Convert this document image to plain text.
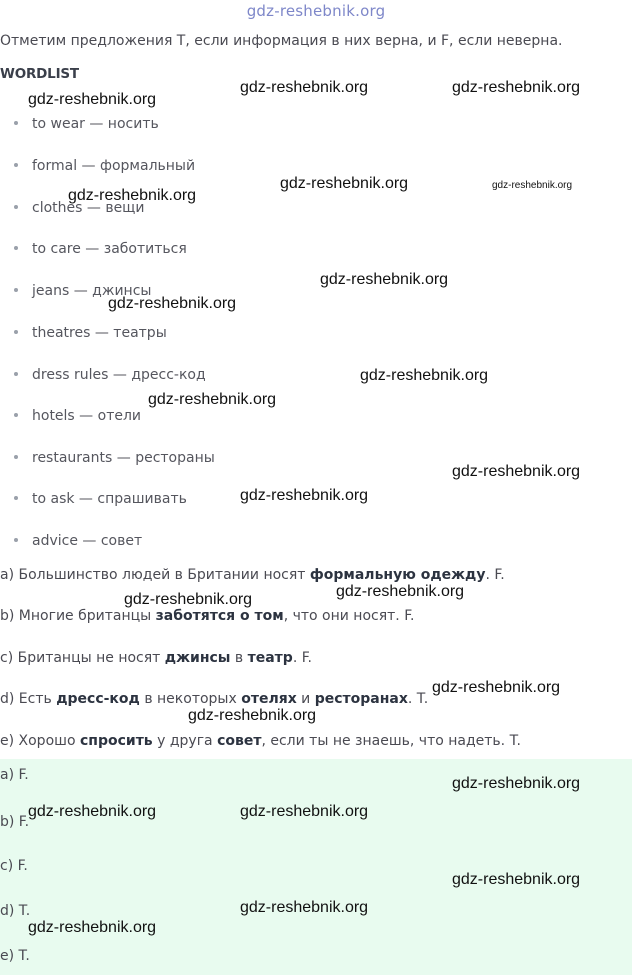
gdz-reshebnik.org
Отметим предложения T, если информация в них верна, и F, если неверна.
WORDLIST
to wear — носить
formal — формальный
clothes — вещи
to care — заботиться
jeans — джинсы
theatres — театры
dress rules — дресс-код
hotels — отели
restaurants — рестораны
to ask — спрашивать
advice — совет
a) Большинство людей в Британии носят формальную одежду. F.
b) Многие британцы заботятся о том, что они носят. F.
c) Британцы не носят джинсы в театр. F.
d) Есть дресс-код в некоторых отелях и ресторанах. T.
e) Хорошо спросить у друга совет, если ты не знаешь, что надеть. T.
a) F.
b) F.
c) F.
d) T.
e) T.
gdz-reshebnik.org
gdz-reshebnik.org	gdz-reshebnik.org
gdz-reshebnik.org
gdz-reshebnik.org	gdz-reshebnik.org
gdz-reshebnik.org
gdz-reshebnik.org
gdz-reshebnik.org
gdz-reshebnik.org
gdz-reshebnik.org
gdz-reshebnik.org
gdz-reshebnik.org
gdz-reshebnik.org
gdz-reshebnik.org
gdz-reshebnik.org
gdz-reshebnik.org
gdz-reshebnik.org	gdz-reshebnik.org
gdz-reshebnik.org
gdz-reshebnik.org
gdz-reshebnik.org
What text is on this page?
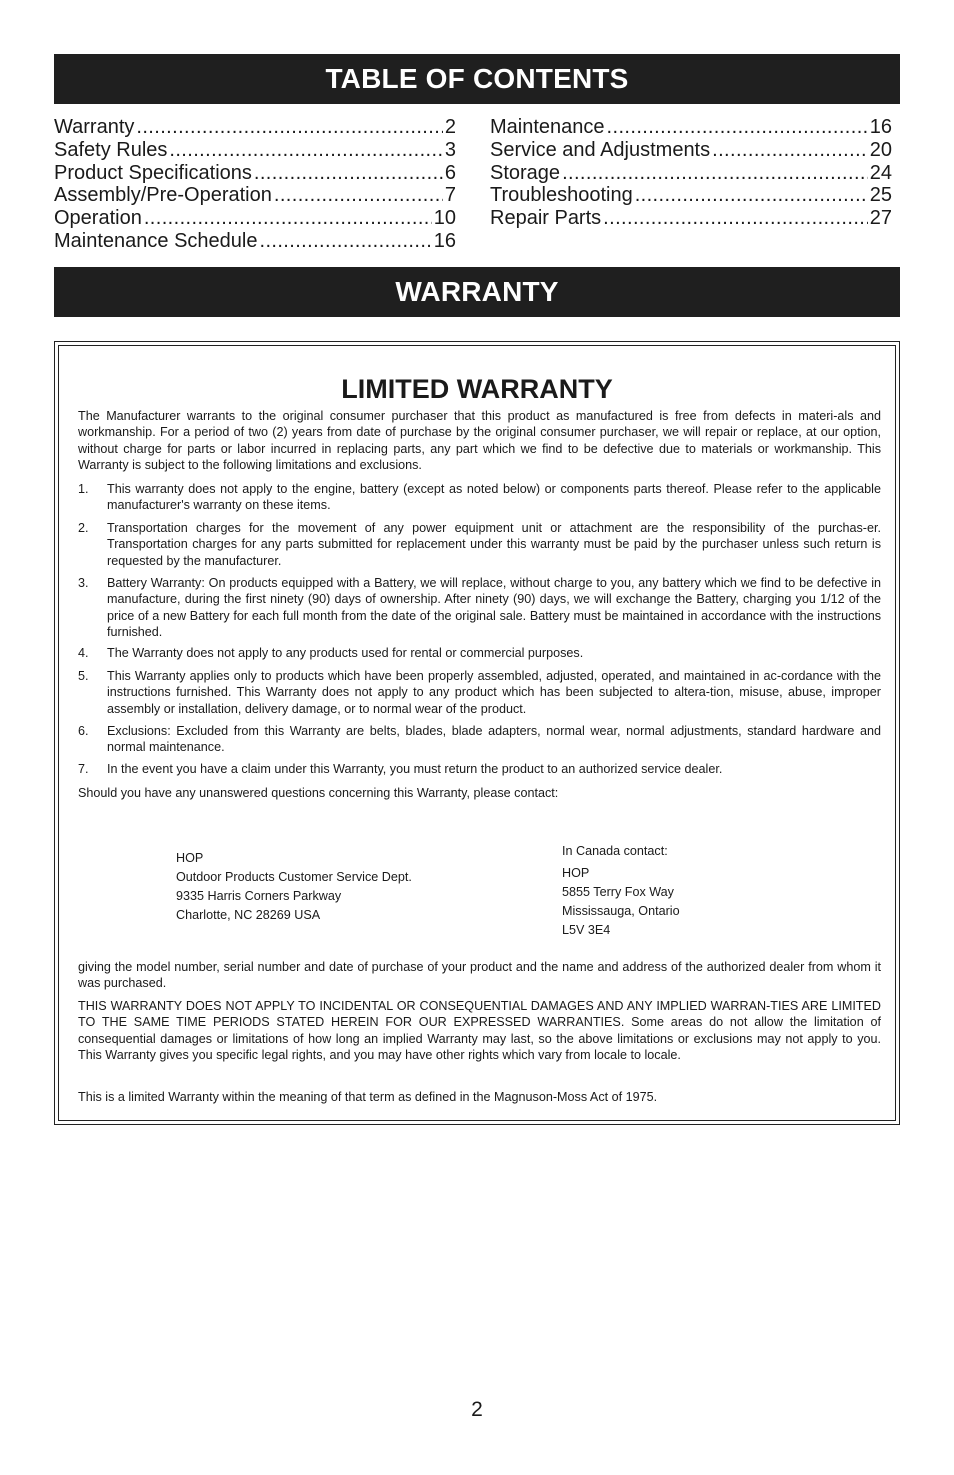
TABLE OF CONTENTS
Warranty .....	2
Safety Rules .....	3
Product Specifications .....	6
Assembly/Pre-Operation .....	7
Operation .....	10
Maintenance Schedule .....	16
Maintenance .....	16
Service and Adjustments .....	20
Storage .....	24
Troubleshooting .....	25
Repair Parts .....	27
WARRANTY
LIMITED WARRANTY
The Manufacturer warrants to the original consumer purchaser that this product as manufactured is free from defects in materi-als and workmanship. For a period of two (2) years from date of purchase by the original consumer purchaser, we will repair or replace, at our option, without charge for parts or labor incurred in replacing parts, any part which we find to be defective due to materials or workmanship. This Warranty is subject to the following limitations and exclusions.
1. This warranty does not apply to the engine, battery (except as noted below) or components parts thereof. Please refer to the applicable manufacturer's warranty on these items.
2. Transportation charges for the movement of any power equipment unit or attachment are the responsibility of the purchas-er. Transportation charges for any parts submitted for replacement under this warranty must be paid by the purchaser unless such return is requested by the manufacturer.
3. Battery Warranty: On products equipped with a Battery, we will replace, without charge to you, any battery which we find to be defective in manufacture, during the first ninety (90) days of ownership. After ninety (90) days, we will exchange the Battery, charging you 1/12 of the price of a new Battery for each full month from the date of the original sale. Battery must be maintained in accordance with the instructions furnished.
4. The Warranty does not apply to any products used for rental or commercial purposes.
5. This Warranty applies only to products which have been properly assembled, adjusted, operated, and maintained in ac-cordance with the instructions furnished. This Warranty does not apply to any product which has been subjected to altera-tion, misuse, abuse, improper assembly or installation, delivery damage, or to normal wear of the product.
6. Exclusions: Excluded from this Warranty are belts, blades, blade adapters, normal wear, normal adjustments, standard hardware and normal maintenance.
7. In the event you have a claim under this Warranty, you must return the product to an authorized service dealer.
Should you have any unanswered questions concerning this Warranty, please contact:
HOP
Outdoor Products Customer Service Dept.
9335 Harris Corners Parkway
Charlotte, NC 28269 USA
In Canada contact:
HOP
5855 Terry Fox Way
Mississauga, Ontario
L5V 3E4
giving the model number, serial number and date of purchase of your product and the name and address of the authorized dealer from whom it was purchased.
THIS WARRANTY DOES NOT APPLY TO INCIDENTAL OR CONSEQUENTIAL DAMAGES AND ANY IMPLIED WARRAN-TIES ARE LIMITED TO THE SAME TIME PERIODS STATED HEREIN FOR OUR EXPRESSED WARRANTIES. Some areas do not allow the limitation of consequential damages or limitations of how long an implied Warranty may last, so the above limitations or exclusions may not apply to you. This Warranty gives you specific legal rights, and you may have other rights which vary from locale to locale.
This is a limited Warranty within the meaning of that term as defined in the Magnuson-Moss Act of 1975.
2
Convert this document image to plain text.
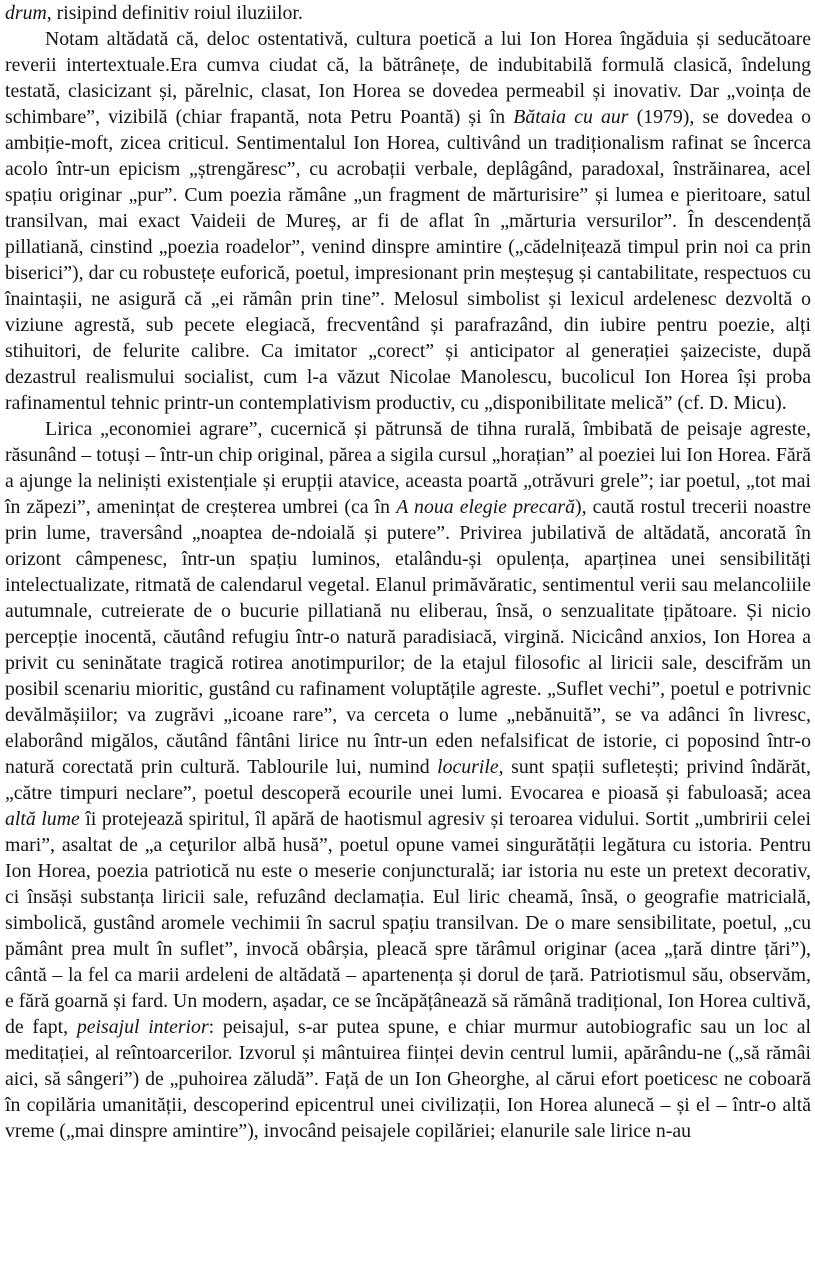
drum, risipind definitiv roiul iluziilor.

Notam altădată că, deloc ostentativă, cultura poetică a lui Ion Horea îngăduia și seducătoare reverii intertextuale.Era cumva ciudat că, la bătrânețe, de indubitabilă formulă clasică, îndelung testată, clasicizant și, părelnic, clasat, Ion Horea se dovedea permeabil și inovativ. Dar „voința de schimbare”, vizibilă (chiar frapantă, nota Petru Poantă) și în Bătaia cu aur (1979), se dovedea o ambiție-moft, zicea criticul. Sentimentalul Ion Horea, cultivând un tradiționalism rafinat se încerca acolo într-un epicism „ștrengăresc”, cu acrobații verbale, deplâgând, paradoxal, înstrăinarea, acel spațiu originar „pur”. Cum poezia rămâne „un fragment de mărturisire” și lumea e pieritoare, satul transilvan, mai exact Vaideii de Mureș, ar fi de aflat în „mărturia versurilor”. În descendență pillatiană, cinstind „poezia roadelor”, venind dinspre amintire („cădelnițează timpul prin noi ca prin biserici”), dar cu robustețe euforică, poetul, impresionant prin meșteșug și cantabilitate, respectuos cu înaintașii, ne asigură că „ei rămân prin tine”. Melosul simbolist și lexicul ardelenesc dezvoltă o viziune agrestă, sub pecete elegiacă, frecventând și parafrazând, din iubire pentru poezie, alți stihuitori, de felurite calibre. Ca imitator „corect” și anticipator al generației șaizeciste, după dezastrul realismului socialist, cum l-a văzut Nicolae Manolescu, bucolicul Ion Horea își proba rafinamentul tehnic printr-un contemplativism productiv, cu „disponibilitate melică” (cf. D. Micu).

Lirica „economiei agrare”, cucernică și pătrunsă de tihna rurală, îmbibată de peisaje agreste, răsunând – totuși – într-un chip original, părea a sigila cursul „horațian” al poeziei lui Ion Horea. Fără a ajunge la neliniști existențiale și erupții atavice, aceasta poartă „otrăvuri grele”; iar poetul, „tot mai în zăpezi”, amenințat de creșterea umbrei (ca în A noua elegie precară), caută rostul trecerii noastre prin lume, traversând „noaptea de-ndoială și putere”. Privirea jubilativă de altădată, ancorată în orizont câmpenesc, într-un spațiu luminos, etalându-și opulența, aparținea unei sensibilități intelectualizate, ritmată de calendarul vegetal. Elanul primăvăratic, sentimentul verii sau melancoliile autumnale, cutreierate de o bucurie pillatiană nu eliberau, însă, o senzualitate țipătoare. Și nicio percepție inocentă, căutând refugiu într-o natură paradisiacă, virgină. Nicicând anxios, Ion Horea a privit cu seninătate tragică rotirea anotimpurilor; de la etajul filosofic al liricii sale, descifrăm un posibil scenariu mioritic, gustând cu rafinament voluptățile agreste. „Suflet vechi”, poetul e potrivnic devălmășiilor; va zugrăvi „icoane rare”, va cerceta o lume „nebănuită”, se va adânci în livresc, elaborând migălos, căutând fântâni lirice nu într-un eden nefalsificat de istorie, ci poposind într-o natură corectată prin cultură. Tablourile lui, numind locurile, sunt spații sufletești; privind îndărăt, „către timpuri neclare”, poetul descoperă ecourile unei lumi. Evocarea e pioasă și fabuloasă; acea altă lume îi protejează spiritul, îl apără de haotismul agresiv și teroarea vidului. Sortit „umbririi celei mari”, asaltat de „a ceţurilor albă husă”, poetul opune vamei singurătății legătura cu istoria. Pentru Ion Horea, poezia patriotică nu este o meserie conjuncturală; iar istoria nu este un pretext decorativ, ci însăși substanța liricii sale, refuzând declamația. Eul liric cheamă, însă, o geografie matricială, simbolică, gustând aromele vechimii în sacrul spațiu transilvan. De o mare sensibilitate, poetul, „cu pământ prea mult în suflet”, invocă obârșia, pleacă spre tărâmul originar (acea „țară dintre țări”), cântă – la fel ca marii ardeleni de altădată – apartenența și dorul de țară. Patriotismul său, observăm, e fără goarnă și fard. Un modern, așadar, ce se încăpățânează să rămână tradițional, Ion Horea cultivă, de fapt, peisajul interior: peisajul, s-ar putea spune, e chiar murmur autobiografic sau un loc al meditației, al reîntoarcerilor. Izvorul și mântuirea ființei devin centrul lumii, apărându-ne („să rămâi aici, să sângeri”) de „puhoirea zăludă”. Față de un Ion Gheorghe, al cărui efort poeticesc ne coboară în copilăria umanității, descoperind epicentrul unei civilizații, Ion Horea alunecă – și el – într-o altă vreme („mai dinspre amintire”), invocând peisajele copilăriei; elanurile sale lirice n-au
☆ ☆ ☆ ☆ ☆ ☆ ☆
WHAT TO PRODUCE → Check each line of the entries above for the word "will". List the ones that have it.

RESPONSE TO THE TASK →
The Manufacturer warrants to the original consumer purchaser that this product as manufactured is free from defects in materi-als and workmanship. For a period of two (2) years from date of purchase by the original consumer purchaser, we will repair or replace, at our option, without charge for parts or labor incurred in replacing parts, any part which we find to be defective due to materials or workmanship. This Warranty is subject to the following limitations and exclusions.
3. Battery Warranty: On products equipped with a Battery, we will replace, without charge to you, any battery which we find to be defective in manufacture, during the first ninety (90) days of ownership. After ninety (90) days, we will exchange the Battery, charging you 1/12 of the price of a new Battery for each full month from the date of the original sale. Battery must be maintained in accordance with the instructions furnished.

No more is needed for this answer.